### PROBLEM REQUIREMENTS
Duplicate the passage of the film review between "Any given frame" and "in its wake.", inclusive.

### STUDY TEXT
=-=-=-=-=

Maybe I wasn’t paying much mind to its reception out of Berlinale, but ’71 struck me as a film that received an unnecessary resuscitation at Telluride. An action thriller that fancies itself of historical portent, Yann Demange’s debut finds a young English soldier named Gary Hook smack dab in The Troubles of Belfast during the titular year. Playing a macho with soft guts, Jack O’Connell is given considerably less to do here than in his impressive, charismatic turn as a juvenile delinquent in last month’s Starred Up.
At first telegraphing a vague desire for due context, Demange lets the finely choreographed bloodshed cut loose and consume the film as soon as Hook and his compatriots hit the Irish cobblestones. Separated from the Brit pack after a riot breaks out, Hook is left to meander his way back to the barracks through a series of injuries, confrontations with the dirties of birds, and prolonged refuge in the home of the only woman in the film with more than three lines of dialogue.
Punctuated by gimmicks that include freckled-faced, red-headed little militants and war ravaged citizens inexplicably overcome with mercy when it’s time to pull the trigger, ’71 boasts its fair share of transparent conveniences. It works as an action film insofar as I was constantly anticipating when the next bomb was about to blow and who was going to make it out alive, but its suggestion that army men and secret police alike are desperate to do whatever it takes to stay alive is less than revelatory. Eventually, all of the double crossing begins to muddle its barely there politics.
Then, of course, there’s Goodbye to Language, that 3-D masterpiece that provoked “Godard Forever” chants and mid-screening bursts of applause at Cannes. As for me, I fear it will take no fewer than two more viewings to come to an adequate consensus on this nonsensical behemoth. Yes, those cinematographic superimpositions are a marvel to behold, but even that dizzying maneuver is the most straightforward thing happening here.
Any given frame has at least three planes of action unfolding simultaneously — which are not to be confused with dimensions, an infinitely malleable concept to Godard. Take, for instance, the closest thing the film has to a heroine, who, while merely sitting on an armchair and pontificating with her paramour, seems to engage in direct dialogue with the blown-out film playing on the flatscreen behind her. No portion of Goodbye can be taken at face value or on its own terms, because it is constantly interacting with whatever precedes it, shares its space, or spins in its wake.
If there’s one thing I can say for certain, it’s that in pushing and plying the limits of what cinema can be, Goodbye to Language becomes next to impossible to write about, because my grammar and Godard’s are no longer of the same lexicon. But it also seems impossible to deny that Godard desperately wants to provoke us and try our patience in this linguistic exorcism. Consider his hero, who extols Rodain’s “The Thinker” while taking a loud, fussy dump on the toilet. Here, he lectures, we are equals. Well, if Godard says so.

=-=-=-=-=

### DATASET EXCERPTS
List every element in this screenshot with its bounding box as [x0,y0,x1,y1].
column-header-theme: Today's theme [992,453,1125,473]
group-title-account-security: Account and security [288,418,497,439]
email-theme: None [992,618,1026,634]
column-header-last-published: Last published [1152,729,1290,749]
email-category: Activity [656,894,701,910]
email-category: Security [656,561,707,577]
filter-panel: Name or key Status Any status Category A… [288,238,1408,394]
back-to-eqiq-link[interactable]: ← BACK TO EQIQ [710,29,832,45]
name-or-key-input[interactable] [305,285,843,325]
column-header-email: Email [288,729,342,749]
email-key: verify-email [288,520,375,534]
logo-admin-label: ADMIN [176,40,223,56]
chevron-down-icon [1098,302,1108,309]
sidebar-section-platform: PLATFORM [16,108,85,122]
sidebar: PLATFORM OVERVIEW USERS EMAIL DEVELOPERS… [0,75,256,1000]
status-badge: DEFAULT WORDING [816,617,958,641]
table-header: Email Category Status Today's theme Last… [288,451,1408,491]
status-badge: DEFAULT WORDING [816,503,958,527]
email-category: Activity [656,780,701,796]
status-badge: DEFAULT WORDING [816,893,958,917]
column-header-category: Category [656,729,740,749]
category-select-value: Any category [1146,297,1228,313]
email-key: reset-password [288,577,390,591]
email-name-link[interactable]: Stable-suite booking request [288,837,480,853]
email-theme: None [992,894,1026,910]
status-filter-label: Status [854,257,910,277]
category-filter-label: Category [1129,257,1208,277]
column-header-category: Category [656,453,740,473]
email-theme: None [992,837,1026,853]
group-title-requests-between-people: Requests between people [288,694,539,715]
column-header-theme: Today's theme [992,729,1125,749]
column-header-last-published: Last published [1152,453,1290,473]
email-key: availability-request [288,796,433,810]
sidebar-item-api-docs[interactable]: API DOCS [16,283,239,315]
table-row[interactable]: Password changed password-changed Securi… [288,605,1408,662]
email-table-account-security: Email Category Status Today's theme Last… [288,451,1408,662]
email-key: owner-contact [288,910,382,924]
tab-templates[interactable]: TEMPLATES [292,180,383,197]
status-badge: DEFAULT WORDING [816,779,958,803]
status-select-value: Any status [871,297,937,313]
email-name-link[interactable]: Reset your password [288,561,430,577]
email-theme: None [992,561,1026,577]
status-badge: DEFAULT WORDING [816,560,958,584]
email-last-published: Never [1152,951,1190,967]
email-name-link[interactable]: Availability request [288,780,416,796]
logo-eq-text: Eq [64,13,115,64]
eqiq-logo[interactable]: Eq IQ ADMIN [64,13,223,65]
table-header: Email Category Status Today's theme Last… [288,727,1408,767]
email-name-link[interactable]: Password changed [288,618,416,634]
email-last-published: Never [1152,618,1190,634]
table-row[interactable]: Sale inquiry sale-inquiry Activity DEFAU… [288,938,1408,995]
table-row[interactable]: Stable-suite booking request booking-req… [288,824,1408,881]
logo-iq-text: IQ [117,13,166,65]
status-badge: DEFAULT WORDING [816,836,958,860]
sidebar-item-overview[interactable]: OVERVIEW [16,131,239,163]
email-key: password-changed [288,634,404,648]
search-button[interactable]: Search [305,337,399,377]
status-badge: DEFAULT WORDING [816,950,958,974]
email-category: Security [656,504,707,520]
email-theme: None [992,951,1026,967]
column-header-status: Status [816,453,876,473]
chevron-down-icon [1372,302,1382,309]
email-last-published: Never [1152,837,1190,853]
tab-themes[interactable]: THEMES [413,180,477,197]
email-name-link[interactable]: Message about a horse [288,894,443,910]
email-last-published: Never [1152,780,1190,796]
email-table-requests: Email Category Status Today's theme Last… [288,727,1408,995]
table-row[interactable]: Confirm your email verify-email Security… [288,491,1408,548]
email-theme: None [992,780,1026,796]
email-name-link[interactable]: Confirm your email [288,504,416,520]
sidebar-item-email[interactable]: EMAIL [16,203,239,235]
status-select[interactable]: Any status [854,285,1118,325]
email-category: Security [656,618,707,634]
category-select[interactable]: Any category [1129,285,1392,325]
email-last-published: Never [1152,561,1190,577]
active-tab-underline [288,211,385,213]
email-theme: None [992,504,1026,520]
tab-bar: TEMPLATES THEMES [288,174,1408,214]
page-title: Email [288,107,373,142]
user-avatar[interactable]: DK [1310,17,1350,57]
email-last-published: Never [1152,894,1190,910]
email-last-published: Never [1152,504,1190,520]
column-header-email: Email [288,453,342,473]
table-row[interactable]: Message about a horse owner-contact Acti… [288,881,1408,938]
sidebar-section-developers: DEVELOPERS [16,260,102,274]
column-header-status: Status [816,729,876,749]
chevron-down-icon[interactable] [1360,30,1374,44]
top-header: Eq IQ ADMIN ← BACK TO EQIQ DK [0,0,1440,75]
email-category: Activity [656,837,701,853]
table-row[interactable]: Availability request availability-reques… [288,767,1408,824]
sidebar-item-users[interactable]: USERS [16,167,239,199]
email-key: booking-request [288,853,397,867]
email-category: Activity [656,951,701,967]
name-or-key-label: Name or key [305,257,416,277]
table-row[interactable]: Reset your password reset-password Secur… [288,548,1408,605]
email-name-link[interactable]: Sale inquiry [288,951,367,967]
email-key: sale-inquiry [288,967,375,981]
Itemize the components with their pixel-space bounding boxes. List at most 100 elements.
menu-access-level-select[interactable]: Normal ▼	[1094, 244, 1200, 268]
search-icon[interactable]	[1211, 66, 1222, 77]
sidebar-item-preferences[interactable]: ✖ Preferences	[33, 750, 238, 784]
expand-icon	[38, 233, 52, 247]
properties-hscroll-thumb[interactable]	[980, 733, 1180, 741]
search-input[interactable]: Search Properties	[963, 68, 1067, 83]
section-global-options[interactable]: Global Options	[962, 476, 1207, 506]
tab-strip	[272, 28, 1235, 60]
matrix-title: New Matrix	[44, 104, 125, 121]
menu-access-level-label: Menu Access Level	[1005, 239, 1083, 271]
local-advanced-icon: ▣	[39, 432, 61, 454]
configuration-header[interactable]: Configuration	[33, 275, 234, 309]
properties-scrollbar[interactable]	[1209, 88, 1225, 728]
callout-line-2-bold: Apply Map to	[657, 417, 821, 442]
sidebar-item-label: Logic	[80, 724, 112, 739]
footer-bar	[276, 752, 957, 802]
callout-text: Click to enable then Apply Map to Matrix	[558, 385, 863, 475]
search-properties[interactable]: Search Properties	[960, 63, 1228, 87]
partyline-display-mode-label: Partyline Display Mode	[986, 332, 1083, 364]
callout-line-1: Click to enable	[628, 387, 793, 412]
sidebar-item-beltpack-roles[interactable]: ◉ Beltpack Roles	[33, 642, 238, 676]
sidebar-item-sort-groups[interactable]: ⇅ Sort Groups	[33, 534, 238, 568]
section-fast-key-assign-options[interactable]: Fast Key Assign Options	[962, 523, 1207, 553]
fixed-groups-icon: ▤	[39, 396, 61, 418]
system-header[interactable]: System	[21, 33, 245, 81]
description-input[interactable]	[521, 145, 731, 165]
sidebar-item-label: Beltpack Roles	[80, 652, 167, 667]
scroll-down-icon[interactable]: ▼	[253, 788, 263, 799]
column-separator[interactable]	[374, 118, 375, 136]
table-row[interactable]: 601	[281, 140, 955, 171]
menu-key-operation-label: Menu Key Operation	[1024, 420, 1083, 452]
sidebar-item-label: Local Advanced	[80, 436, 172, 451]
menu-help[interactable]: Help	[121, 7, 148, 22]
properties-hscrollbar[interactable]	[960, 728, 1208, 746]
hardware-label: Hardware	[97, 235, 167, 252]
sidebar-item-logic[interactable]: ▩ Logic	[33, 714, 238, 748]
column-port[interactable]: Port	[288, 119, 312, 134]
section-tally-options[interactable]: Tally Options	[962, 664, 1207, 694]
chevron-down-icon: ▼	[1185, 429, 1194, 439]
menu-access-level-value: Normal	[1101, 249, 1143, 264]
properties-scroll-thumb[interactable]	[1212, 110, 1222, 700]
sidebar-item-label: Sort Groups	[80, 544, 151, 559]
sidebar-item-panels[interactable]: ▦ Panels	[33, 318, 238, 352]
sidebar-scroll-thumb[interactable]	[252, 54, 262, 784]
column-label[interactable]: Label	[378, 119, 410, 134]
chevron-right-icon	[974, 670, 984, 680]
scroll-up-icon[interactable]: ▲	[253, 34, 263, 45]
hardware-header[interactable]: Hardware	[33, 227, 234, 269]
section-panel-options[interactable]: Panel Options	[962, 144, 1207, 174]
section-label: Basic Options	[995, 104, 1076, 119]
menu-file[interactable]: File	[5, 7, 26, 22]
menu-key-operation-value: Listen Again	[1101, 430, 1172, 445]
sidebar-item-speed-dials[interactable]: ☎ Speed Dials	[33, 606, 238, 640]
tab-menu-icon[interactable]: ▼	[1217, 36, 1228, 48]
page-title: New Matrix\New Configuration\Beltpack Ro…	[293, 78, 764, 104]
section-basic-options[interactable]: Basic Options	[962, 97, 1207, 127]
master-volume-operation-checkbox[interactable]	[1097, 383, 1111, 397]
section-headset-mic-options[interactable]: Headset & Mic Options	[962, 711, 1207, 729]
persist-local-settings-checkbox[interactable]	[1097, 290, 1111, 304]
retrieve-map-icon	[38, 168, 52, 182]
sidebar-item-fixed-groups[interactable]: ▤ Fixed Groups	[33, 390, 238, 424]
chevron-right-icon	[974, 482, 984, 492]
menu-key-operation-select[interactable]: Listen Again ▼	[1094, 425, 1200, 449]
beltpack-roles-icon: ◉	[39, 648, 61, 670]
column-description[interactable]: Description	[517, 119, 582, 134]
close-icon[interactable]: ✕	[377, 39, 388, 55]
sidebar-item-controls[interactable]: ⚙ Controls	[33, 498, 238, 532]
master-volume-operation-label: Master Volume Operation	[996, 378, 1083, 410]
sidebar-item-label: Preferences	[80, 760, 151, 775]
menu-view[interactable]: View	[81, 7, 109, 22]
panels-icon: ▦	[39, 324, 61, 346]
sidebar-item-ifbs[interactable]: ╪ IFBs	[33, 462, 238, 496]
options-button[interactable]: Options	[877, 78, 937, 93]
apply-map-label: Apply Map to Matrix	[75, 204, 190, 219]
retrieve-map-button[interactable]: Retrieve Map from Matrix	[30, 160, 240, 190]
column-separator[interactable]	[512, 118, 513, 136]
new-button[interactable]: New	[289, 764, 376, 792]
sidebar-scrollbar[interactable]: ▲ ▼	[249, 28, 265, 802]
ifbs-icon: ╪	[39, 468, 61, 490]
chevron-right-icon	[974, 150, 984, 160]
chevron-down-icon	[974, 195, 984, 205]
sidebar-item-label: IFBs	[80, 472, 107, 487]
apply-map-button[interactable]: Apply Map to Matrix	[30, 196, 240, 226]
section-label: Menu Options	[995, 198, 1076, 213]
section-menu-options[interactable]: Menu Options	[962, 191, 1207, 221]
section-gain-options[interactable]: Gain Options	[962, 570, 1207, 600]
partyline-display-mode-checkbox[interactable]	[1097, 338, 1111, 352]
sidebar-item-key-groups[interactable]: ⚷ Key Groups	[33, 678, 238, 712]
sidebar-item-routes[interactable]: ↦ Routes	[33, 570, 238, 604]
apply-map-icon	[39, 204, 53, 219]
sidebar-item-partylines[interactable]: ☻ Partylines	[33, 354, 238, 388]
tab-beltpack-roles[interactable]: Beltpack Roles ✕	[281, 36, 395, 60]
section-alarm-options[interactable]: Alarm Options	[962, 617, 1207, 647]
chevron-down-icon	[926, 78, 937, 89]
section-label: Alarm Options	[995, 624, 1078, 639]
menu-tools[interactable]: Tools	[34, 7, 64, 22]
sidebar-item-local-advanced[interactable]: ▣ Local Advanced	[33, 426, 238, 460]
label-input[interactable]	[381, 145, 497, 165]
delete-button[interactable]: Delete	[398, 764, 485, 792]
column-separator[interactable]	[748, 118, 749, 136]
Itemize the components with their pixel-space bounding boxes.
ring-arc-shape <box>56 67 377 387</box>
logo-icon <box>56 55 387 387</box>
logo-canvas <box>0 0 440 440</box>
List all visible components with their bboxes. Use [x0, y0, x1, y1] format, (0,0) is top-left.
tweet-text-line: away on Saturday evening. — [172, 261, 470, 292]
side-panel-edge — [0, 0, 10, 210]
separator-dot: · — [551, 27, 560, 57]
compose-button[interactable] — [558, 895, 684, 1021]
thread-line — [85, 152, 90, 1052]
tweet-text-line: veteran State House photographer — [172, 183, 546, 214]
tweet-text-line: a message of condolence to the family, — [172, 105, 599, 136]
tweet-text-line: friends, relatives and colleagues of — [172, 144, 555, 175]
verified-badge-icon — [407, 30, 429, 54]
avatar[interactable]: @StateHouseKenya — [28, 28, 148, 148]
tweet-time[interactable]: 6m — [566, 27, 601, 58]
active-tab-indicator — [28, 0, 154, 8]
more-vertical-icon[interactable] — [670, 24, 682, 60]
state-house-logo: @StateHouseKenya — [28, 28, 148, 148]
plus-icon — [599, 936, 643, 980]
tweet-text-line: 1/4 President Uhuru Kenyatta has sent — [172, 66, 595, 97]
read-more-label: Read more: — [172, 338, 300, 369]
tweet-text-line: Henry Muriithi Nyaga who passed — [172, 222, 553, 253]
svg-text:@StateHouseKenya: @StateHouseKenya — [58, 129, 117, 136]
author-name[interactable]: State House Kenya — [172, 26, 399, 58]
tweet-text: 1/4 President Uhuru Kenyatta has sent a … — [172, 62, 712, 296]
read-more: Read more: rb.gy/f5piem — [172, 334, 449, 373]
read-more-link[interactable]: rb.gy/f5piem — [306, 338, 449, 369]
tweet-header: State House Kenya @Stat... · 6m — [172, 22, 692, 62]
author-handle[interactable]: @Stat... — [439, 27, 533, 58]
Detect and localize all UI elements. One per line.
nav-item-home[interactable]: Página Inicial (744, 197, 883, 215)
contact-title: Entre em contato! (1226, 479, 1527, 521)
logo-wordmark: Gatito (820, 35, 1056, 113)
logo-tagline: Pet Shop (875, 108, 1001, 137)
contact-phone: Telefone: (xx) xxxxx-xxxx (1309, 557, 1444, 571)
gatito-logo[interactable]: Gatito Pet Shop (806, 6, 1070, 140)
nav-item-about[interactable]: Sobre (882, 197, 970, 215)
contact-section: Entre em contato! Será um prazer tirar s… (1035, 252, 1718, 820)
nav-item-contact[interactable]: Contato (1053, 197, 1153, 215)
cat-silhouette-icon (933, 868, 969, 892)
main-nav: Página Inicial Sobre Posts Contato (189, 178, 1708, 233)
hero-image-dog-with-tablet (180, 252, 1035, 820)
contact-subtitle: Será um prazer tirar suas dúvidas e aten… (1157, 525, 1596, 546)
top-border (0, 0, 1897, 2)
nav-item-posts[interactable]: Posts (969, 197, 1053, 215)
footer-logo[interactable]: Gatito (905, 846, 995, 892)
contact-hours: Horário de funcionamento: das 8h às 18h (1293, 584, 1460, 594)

=-=-=-=-=

### RESPONSE TO THIS EXERCISE
Any given frame has at least three planes of action unfolding simultaneously — which are not to be confused with dimensions, an infinitely malleable concept to Godard. Take, for instance, the closest thing the film has to a heroine, who, while merely sitting on an armchair and pontificating with her paramour, seems to engage in direct dialogue with the blown-out film playing on the flatscreen behind her. No portion of Goodbye can be taken at face value or on its own terms, because it is constantly interacting with whatever precedes it, shares its space, or spins in its wake.